> [Written task]
Look through the data and write out every line with the word "that" in it.
*** Material for this task
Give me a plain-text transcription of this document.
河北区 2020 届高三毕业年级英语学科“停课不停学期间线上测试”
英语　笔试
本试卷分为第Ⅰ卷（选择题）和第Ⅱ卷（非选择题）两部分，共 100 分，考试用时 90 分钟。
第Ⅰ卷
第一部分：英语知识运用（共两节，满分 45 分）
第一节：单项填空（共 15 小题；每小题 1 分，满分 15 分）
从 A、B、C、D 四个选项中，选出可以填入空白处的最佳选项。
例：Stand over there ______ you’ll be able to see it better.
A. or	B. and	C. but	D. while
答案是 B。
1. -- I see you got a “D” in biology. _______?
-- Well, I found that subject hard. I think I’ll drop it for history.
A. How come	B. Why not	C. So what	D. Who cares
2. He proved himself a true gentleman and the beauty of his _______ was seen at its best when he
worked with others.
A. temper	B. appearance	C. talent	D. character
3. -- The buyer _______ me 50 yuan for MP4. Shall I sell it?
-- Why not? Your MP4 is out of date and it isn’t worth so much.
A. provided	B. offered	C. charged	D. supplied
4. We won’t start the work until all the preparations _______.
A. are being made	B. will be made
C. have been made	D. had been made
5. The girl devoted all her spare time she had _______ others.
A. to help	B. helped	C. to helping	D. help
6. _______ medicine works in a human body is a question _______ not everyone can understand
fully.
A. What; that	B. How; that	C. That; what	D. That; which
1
******
> [Exercise solution]
-- Well, I found that subject hard. I think I’ll drop it for history.
A. What; that	B. How; that	C. That; what	D. That; which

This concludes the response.